* Directions: Copy out all of the material exactly as presented.

* Data for this task:
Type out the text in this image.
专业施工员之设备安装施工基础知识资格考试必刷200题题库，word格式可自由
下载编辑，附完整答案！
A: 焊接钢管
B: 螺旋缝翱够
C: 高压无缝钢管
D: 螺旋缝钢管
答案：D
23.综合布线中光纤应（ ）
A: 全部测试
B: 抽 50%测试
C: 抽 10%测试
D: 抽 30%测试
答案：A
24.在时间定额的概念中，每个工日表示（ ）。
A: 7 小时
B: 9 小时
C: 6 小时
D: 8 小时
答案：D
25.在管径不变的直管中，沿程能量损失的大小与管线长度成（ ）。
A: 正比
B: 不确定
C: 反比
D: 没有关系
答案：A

* Reply:
Type out the text in this image.
专业施工员之设备安装施工基础知识资格考试必刷200题题库，word格式可自由
下载编辑，附完整答案！
A: 焊接钢管
B: 螺旋缝翱够
C: 高压无缝钢管
D: 螺旋缝钢管
答案：D
23.综合布线中光纤应（ ）
A: 全部测试
B: 抽 50%测试
C: 抽 10%测试
D: 抽 30%测试
答案：A
24.在时间定额的概念中，每个工日表示（ ）。
A: 7 小时
B: 9 小时
C: 6 小时
D: 8 小时
答案：D
25.在管径不变的直管中，沿程能量损失的大小与管线长度成（ ）。
A: 正比
B: 不确定
C: 反比
D: 没有关系
答案：A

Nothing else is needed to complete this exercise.